[SET TASK] Copy every line of the material below word for word, leaving out the pictures.

[GIVEN DATA]
■ ■ ■ ■ ■

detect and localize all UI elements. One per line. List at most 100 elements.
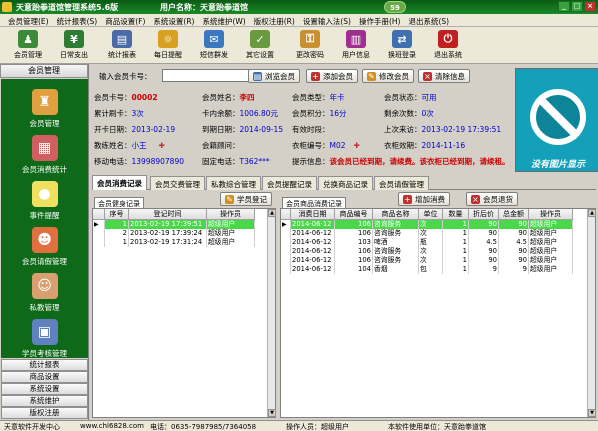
edit-member-button[interactable]: ✎ 修改会员: [362, 69, 414, 83]
table-cell[interactable]: 2014-06-12: [291, 265, 335, 274]
column-header[interactable]: 消费日期: [291, 209, 335, 220]
column-header[interactable]: 操作员: [207, 209, 255, 220]
column-header[interactable]: 单位: [419, 209, 443, 220]
column-header[interactable]: 总金额: [499, 209, 529, 220]
menu-maintenance[interactable]: 系统维护(W): [198, 14, 249, 26]
row-indicator[interactable]: ▶: [281, 220, 291, 229]
row-indicator[interactable]: [93, 238, 105, 247]
table-cell[interactable]: 90: [469, 220, 499, 229]
table-cell[interactable]: 超级用户: [529, 265, 573, 274]
table-cell[interactable]: 90: [499, 220, 529, 229]
sidebar-item-coach-manage[interactable]: ☺ 私教管理: [1, 269, 88, 319]
table-cell[interactable]: 次: [419, 220, 443, 229]
table-cell[interactable]: 超级用户: [207, 229, 255, 238]
sidebar-item-consume-stats[interactable]: ▦ 会员消费统计: [1, 131, 88, 181]
table-cell[interactable]: 1: [443, 229, 469, 238]
toolbar-password-button[interactable]: ⚿ 更改密码: [288, 29, 332, 62]
table-cell[interactable]: 90: [469, 247, 499, 256]
row-indicator[interactable]: [281, 256, 291, 265]
table-cell[interactable]: 1: [443, 256, 469, 265]
table-cell[interactable]: 2013-02-19 17:31:24: [129, 238, 207, 247]
tab-exchange[interactable]: 兑换商品记录: [318, 176, 373, 190]
card-number-input[interactable]: [162, 69, 252, 82]
table-cell[interactable]: 106: [335, 247, 373, 256]
table-cell[interactable]: 90: [499, 247, 529, 256]
table-cell[interactable]: 2014-06-12: [291, 256, 335, 265]
goods-record-tab[interactable]: 会员商品消费记录: [282, 197, 346, 208]
table-cell[interactable]: 2014-06-12: [291, 220, 335, 229]
menu-goods[interactable]: 商品设置(F): [101, 14, 149, 26]
table-cell[interactable]: 超级用户: [529, 256, 573, 265]
sidebar-item-member-manage[interactable]: ♜ 会员管理: [1, 85, 88, 135]
tab-leave[interactable]: 会员请假管理: [374, 176, 429, 190]
table-cell[interactable]: 包: [419, 265, 443, 274]
toolbar-expense-button[interactable]: ¥ 日常支出: [52, 29, 96, 62]
browse-member-button[interactable]: ▤ 浏览会员: [248, 69, 300, 83]
table-cell[interactable]: 瓶: [419, 238, 443, 247]
tab-payment[interactable]: 会员交费管理: [150, 176, 205, 190]
register-student-button[interactable]: ✎ 学员登记: [220, 192, 272, 206]
scroll-up-icon[interactable]: ▲: [268, 209, 276, 217]
table-cell[interactable]: 超级用户: [529, 238, 573, 247]
tab-consume-records[interactable]: 会员消费记录: [92, 175, 147, 190]
tab-coach[interactable]: 私教综合管理: [206, 176, 261, 190]
fitness-record-tab[interactable]: 会员健身记录: [94, 197, 144, 208]
maximize-button[interactable]: □: [571, 1, 583, 12]
table-cell[interactable]: 1: [443, 238, 469, 247]
sidebar-cat-maintenance[interactable]: 系统维护: [1, 395, 88, 407]
table-cell[interactable]: 9: [499, 265, 529, 274]
toolbar-shift-login-button[interactable]: ⇄ 换班登录: [380, 29, 424, 62]
table-cell[interactable]: 超级用户: [529, 220, 573, 229]
toolbar-exit-button[interactable]: ⏻ 退出系统: [426, 29, 470, 62]
table-cell[interactable]: 1: [443, 220, 469, 229]
table-cell[interactable]: 超级用户: [207, 220, 255, 229]
locker-add-icon[interactable]: ✚: [354, 141, 360, 150]
right-scrollbar[interactable]: ▲ ▼: [587, 209, 596, 417]
scroll-up-icon[interactable]: ▲: [588, 209, 596, 217]
table-cell[interactable]: 超级用户: [207, 238, 255, 247]
menu-license[interactable]: 版权注册(R): [250, 14, 299, 26]
coach-add-icon[interactable]: ✚: [159, 141, 165, 150]
column-header[interactable]: 数量: [443, 209, 469, 220]
toolbar-reminder-button[interactable]: ☼ 每日提醒: [146, 29, 190, 62]
table-cell[interactable]: 90: [499, 229, 529, 238]
menu-manual[interactable]: 操作手册(H): [355, 14, 405, 26]
table-cell[interactable]: 4.5: [499, 238, 529, 247]
table-cell[interactable]: 咨询服务: [373, 220, 419, 229]
menu-reports[interactable]: 统计报表(S): [53, 14, 102, 26]
table-cell[interactable]: 106: [335, 256, 373, 265]
sidebar-cat-license[interactable]: 版权注册: [1, 407, 88, 419]
table-cell[interactable]: 90: [469, 256, 499, 265]
row-indicator[interactable]: [93, 229, 105, 238]
row-indicator[interactable]: [281, 238, 291, 247]
table-cell[interactable]: 咨询服务: [373, 256, 419, 265]
table-cell[interactable]: 超级用户: [529, 229, 573, 238]
column-header[interactable]: 商品名称: [373, 209, 419, 220]
table-cell[interactable]: 香烟: [373, 265, 419, 274]
tab-reminders[interactable]: 会员提醒记录: [262, 176, 317, 190]
table-cell[interactable]: 次: [419, 229, 443, 238]
table-cell[interactable]: 次: [419, 247, 443, 256]
table-cell[interactable]: 106: [335, 229, 373, 238]
table-cell[interactable]: 1: [105, 238, 129, 247]
table-cell[interactable]: 90: [499, 256, 529, 265]
return-goods-button[interactable]: × 会员退货: [466, 192, 518, 206]
table-cell[interactable]: 2: [105, 229, 129, 238]
menu-exit[interactable]: 退出系统(S): [404, 14, 453, 26]
clear-info-button[interactable]: × 清除信息: [418, 69, 470, 83]
row-indicator[interactable]: [281, 229, 291, 238]
sidebar-cat-goods[interactable]: 商品设置: [1, 371, 88, 383]
table-cell[interactable]: 2014-06-12: [291, 247, 335, 256]
add-member-button[interactable]: + 添加会员: [306, 69, 358, 83]
toolbar-settings-button[interactable]: ✓ 其它设置: [238, 29, 282, 62]
table-cell[interactable]: 咨询服务: [373, 229, 419, 238]
close-button[interactable]: ×: [584, 1, 596, 12]
table-cell[interactable]: 超级用户: [529, 247, 573, 256]
table-cell[interactable]: 1: [105, 220, 129, 229]
table-cell[interactable]: 104: [335, 265, 373, 274]
toolbar-report-button[interactable]: ▤ 统计报表: [100, 29, 144, 62]
sidebar-item-leave-manage[interactable]: ☻ 会员请假管理: [1, 223, 88, 273]
row-indicator[interactable]: [281, 247, 291, 256]
scroll-down-icon[interactable]: ▼: [588, 409, 596, 417]
column-header[interactable]: 折后价: [469, 209, 499, 220]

■ ■ ■ ■ ■

[THE COMPLETED TASK]
detect and localize all UI elements. One per line. List at most 100 elements.
edit-member-button[interactable]: ✎ 修改会员: [362, 69, 414, 83]
table-cell[interactable]: 2014-06-12: [291, 265, 335, 274]
column-header[interactable]: 消费日期: [291, 209, 335, 220]
column-header[interactable]: 操作员: [207, 209, 255, 220]
column-header[interactable]: 单位: [419, 209, 443, 220]
column-header[interactable]: 总金额: [499, 209, 529, 220]
menu-maintenance[interactable]: 系统维护(W): [198, 14, 249, 26]
row-indicator[interactable]: ▶: [281, 220, 291, 229]
row-indicator[interactable]: [93, 238, 105, 247]
table-cell[interactable]: 90: [469, 220, 499, 229]
table-cell[interactable]: 超级用户: [529, 265, 573, 274]
table-cell[interactable]: 90: [499, 220, 529, 229]
sidebar-item-coach-manage[interactable]: ☺ 私教管理: [1, 269, 88, 319]
table-cell[interactable]: 次: [419, 220, 443, 229]
table-cell[interactable]: 超级用户: [207, 229, 255, 238]
sidebar-item-consume-stats[interactable]: ▦ 会员消费统计: [1, 131, 88, 181]
table-cell[interactable]: 1: [443, 229, 469, 238]
toolbar-password-button[interactable]: ⚿ 更改密码: [288, 29, 332, 62]
table-cell[interactable]: 90: [469, 247, 499, 256]
row-indicator[interactable]: [281, 256, 291, 265]
table-cell[interactable]: 1: [443, 256, 469, 265]
table-cell[interactable]: 2013-02-19 17:31:24: [129, 238, 207, 247]
tab-exchange[interactable]: 兑换商品记录: [318, 176, 373, 190]
card-number-input[interactable]: [162, 69, 252, 82]
table-cell[interactable]: 106: [335, 247, 373, 256]
table-cell[interactable]: 90: [499, 247, 529, 256]
table-cell[interactable]: 2014-06-12: [291, 256, 335, 265]
goods-record-tab[interactable]: 会员商品消费记录: [282, 197, 346, 208]
table-cell[interactable]: 2014-06-12: [291, 220, 335, 229]
menu-goods[interactable]: 商品设置(F): [101, 14, 149, 26]
table-cell[interactable]: 超级用户: [529, 256, 573, 265]
sidebar-item-member-manage[interactable]: ♜ 会员管理: [1, 85, 88, 135]
tab-leave[interactable]: 会员请假管理: [374, 176, 429, 190]
table-cell[interactable]: 包: [419, 265, 443, 274]
toolbar-expense-button[interactable]: ¥ 日常支出: [52, 29, 96, 62]
browse-member-button[interactable]: ▤ 浏览会员: [248, 69, 300, 83]
table-cell[interactable]: 瓶: [419, 238, 443, 247]
tab-payment[interactable]: 会员交费管理: [150, 176, 205, 190]
register-student-button[interactable]: ✎ 学员登记: [220, 192, 272, 206]
scroll-up-icon[interactable]: ▲: [268, 209, 276, 217]
table-cell[interactable]: 超级用户: [529, 238, 573, 247]
tab-consume-records[interactable]: 会员消费记录: [92, 175, 147, 190]
tab-coach[interactable]: 私教综合管理: [206, 176, 261, 190]
fitness-record-tab[interactable]: 会员健身记录: [94, 197, 144, 208]
maximize-button[interactable]: □: [571, 1, 583, 12]
table-cell[interactable]: 1: [443, 238, 469, 247]
sidebar-cat-maintenance[interactable]: 系统维护: [1, 395, 88, 407]
table-cell[interactable]: 9: [499, 265, 529, 274]
toolbar-shift-login-button[interactable]: ⇄ 换班登录: [380, 29, 424, 62]
table-cell[interactable]: 超级用户: [529, 220, 573, 229]
toolbar-exit-button[interactable]: ⏻ 退出系统: [426, 29, 470, 62]
table-cell[interactable]: 1: [443, 220, 469, 229]
table-cell[interactable]: 超级用户: [207, 220, 255, 229]
locker-add-icon[interactable]: ✚: [354, 141, 360, 150]
right-scrollbar[interactable]: ▲ ▼: [587, 209, 596, 417]
scroll-up-icon[interactable]: ▲: [588, 209, 596, 217]
table-cell[interactable]: 超级用户: [207, 238, 255, 247]
menu-license[interactable]: 版权注册(R): [250, 14, 299, 26]
coach-add-icon[interactable]: ✚: [159, 141, 165, 150]
column-header[interactable]: 数量: [443, 209, 469, 220]
toolbar-reminder-button[interactable]: ☼ 每日提醒: [146, 29, 190, 62]
table-cell[interactable]: 90: [499, 229, 529, 238]
menu-manual[interactable]: 操作手册(H): [355, 14, 405, 26]
table-cell[interactable]: 4.5: [499, 238, 529, 247]
table-cell[interactable]: 咨询服务: [373, 220, 419, 229]
menu-reports[interactable]: 统计报表(S): [53, 14, 102, 26]
table-cell[interactable]: 106: [335, 256, 373, 265]
sidebar-cat-license[interactable]: 版权注册: [1, 407, 88, 419]
table-cell[interactable]: 90: [469, 256, 499, 265]
row-indicator[interactable]: [93, 229, 105, 238]
row-indicator[interactable]: [281, 238, 291, 247]
table-cell[interactable]: 咨询服务: [373, 256, 419, 265]
table-cell[interactable]: 超级用户: [529, 229, 573, 238]
column-header[interactable]: 商品名称: [373, 209, 419, 220]
table-cell[interactable]: 香烟: [373, 265, 419, 274]
tab-reminders[interactable]: 会员提醒记录: [262, 176, 317, 190]
table-cell[interactable]: 次: [419, 229, 443, 238]
table-cell[interactable]: 次: [419, 247, 443, 256]
table-cell[interactable]: 106: [335, 229, 373, 238]
table-cell[interactable]: 1: [105, 238, 129, 247]
table-cell[interactable]: 90: [499, 256, 529, 265]
return-goods-button[interactable]: × 会员退货: [466, 192, 518, 206]
table-cell[interactable]: 2: [105, 229, 129, 238]
menu-exit[interactable]: 退出系统(S): [404, 14, 453, 26]
clear-info-button[interactable]: × 清除信息: [418, 69, 470, 83]
row-indicator[interactable]: [281, 229, 291, 238]
sidebar-cat-goods[interactable]: 商品设置: [1, 371, 88, 383]
table-cell[interactable]: 2014-06-12: [291, 247, 335, 256]
add-member-button[interactable]: + 添加会员: [306, 69, 358, 83]
toolbar-settings-button[interactable]: ✓ 其它设置: [238, 29, 282, 62]
table-cell[interactable]: 咨询服务: [373, 229, 419, 238]
close-button[interactable]: ×: [584, 1, 596, 12]
table-cell[interactable]: 超级用户: [529, 247, 573, 256]
table-cell[interactable]: 1: [105, 220, 129, 229]
table-cell[interactable]: 104: [335, 265, 373, 274]
toolbar-report-button[interactable]: ▤ 统计报表: [100, 29, 144, 62]
sidebar-item-leave-manage[interactable]: ☻ 会员请假管理: [1, 223, 88, 273]
row-indicator[interactable]: [281, 247, 291, 256]
scroll-down-icon[interactable]: ▼: [588, 409, 596, 417]
column-header[interactable]: 折后价: [469, 209, 499, 220]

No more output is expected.